Records from a collection:
■ ■ ■ ■

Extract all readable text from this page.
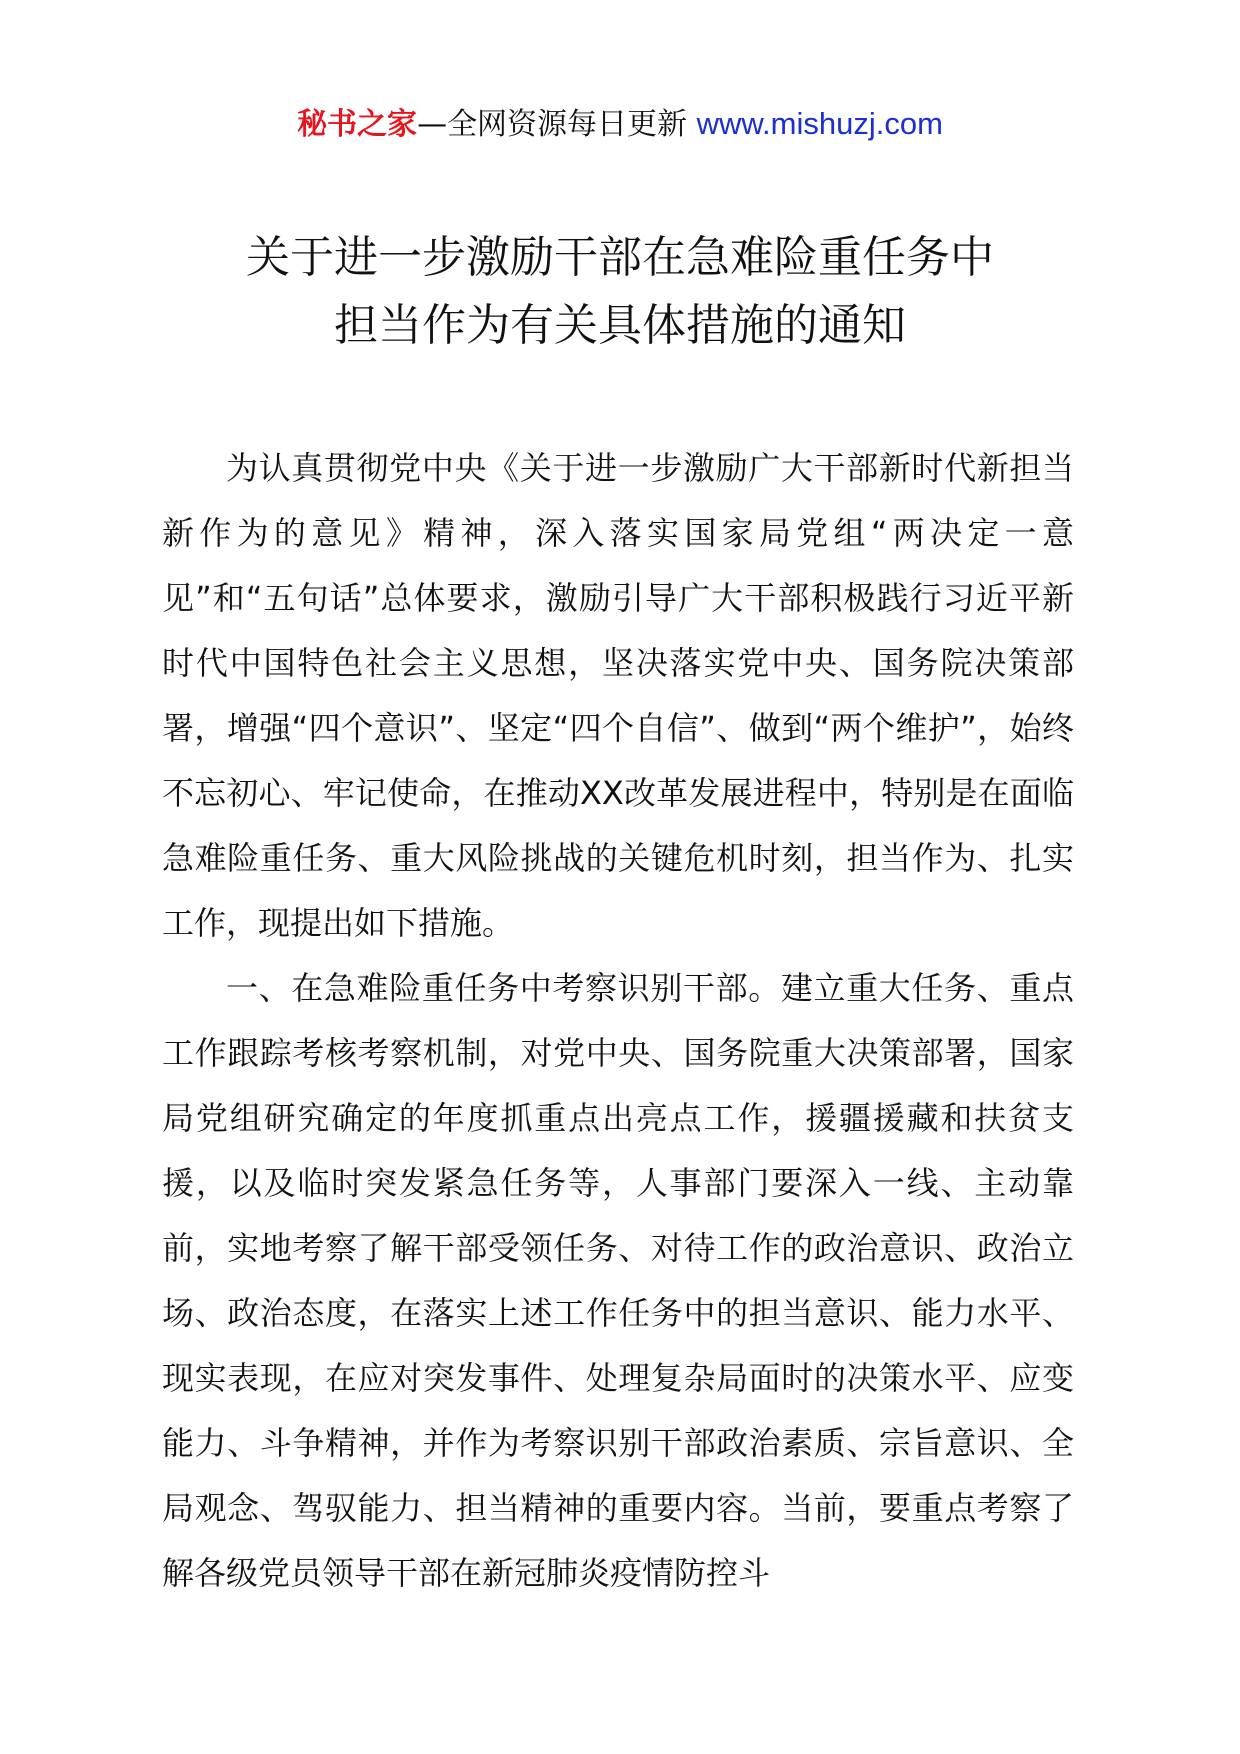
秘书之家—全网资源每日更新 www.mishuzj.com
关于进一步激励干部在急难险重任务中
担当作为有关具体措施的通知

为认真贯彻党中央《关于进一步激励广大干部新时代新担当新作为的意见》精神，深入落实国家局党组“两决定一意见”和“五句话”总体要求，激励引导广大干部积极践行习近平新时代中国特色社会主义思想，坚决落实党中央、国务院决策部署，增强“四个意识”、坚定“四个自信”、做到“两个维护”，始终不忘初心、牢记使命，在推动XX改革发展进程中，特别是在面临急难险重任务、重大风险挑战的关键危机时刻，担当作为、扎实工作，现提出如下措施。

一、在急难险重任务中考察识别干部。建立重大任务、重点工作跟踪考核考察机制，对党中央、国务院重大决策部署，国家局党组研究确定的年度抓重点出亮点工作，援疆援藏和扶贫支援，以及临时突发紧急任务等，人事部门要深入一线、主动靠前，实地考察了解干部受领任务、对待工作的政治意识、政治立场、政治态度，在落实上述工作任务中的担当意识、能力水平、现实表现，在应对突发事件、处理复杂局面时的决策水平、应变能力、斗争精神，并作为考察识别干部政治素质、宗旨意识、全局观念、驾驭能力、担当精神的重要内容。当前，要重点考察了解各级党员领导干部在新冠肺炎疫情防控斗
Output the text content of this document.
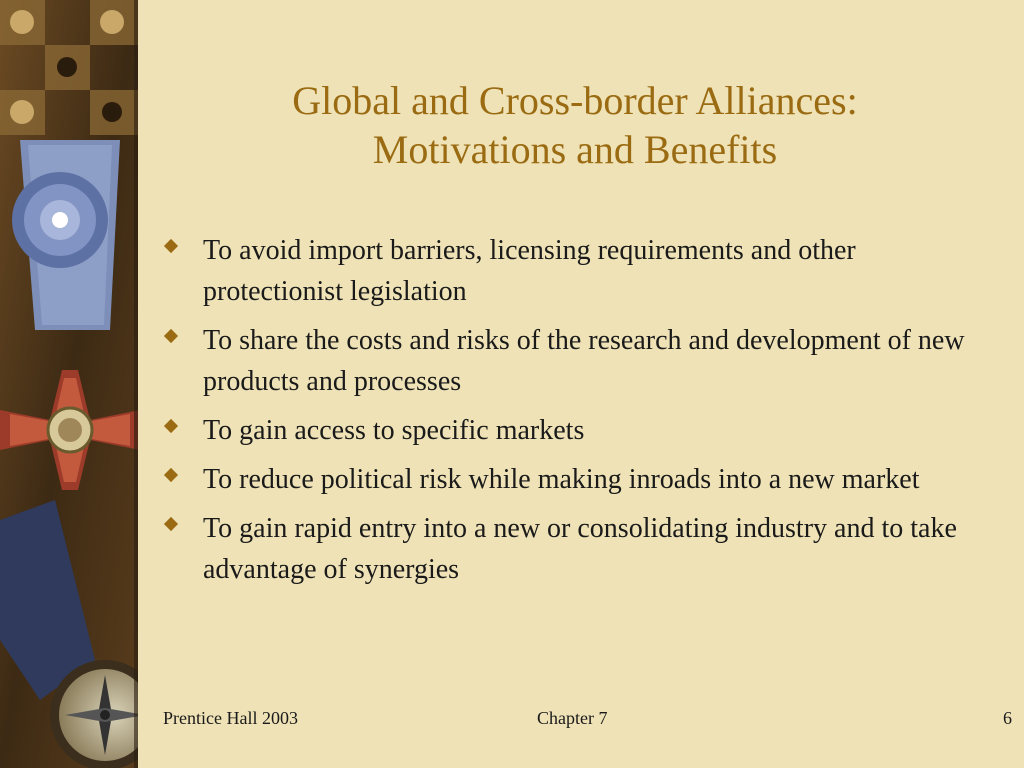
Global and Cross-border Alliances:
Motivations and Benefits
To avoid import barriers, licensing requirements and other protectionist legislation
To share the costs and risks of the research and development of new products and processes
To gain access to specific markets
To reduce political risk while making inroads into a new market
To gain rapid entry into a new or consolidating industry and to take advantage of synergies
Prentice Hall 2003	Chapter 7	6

■ ■ ■ ■

Identify the lines of the entries containing the string "text". Copy each such line.

RESPONSE TO THE EXERCISE:
Extract all readable text from this page.
Output the text content of this document.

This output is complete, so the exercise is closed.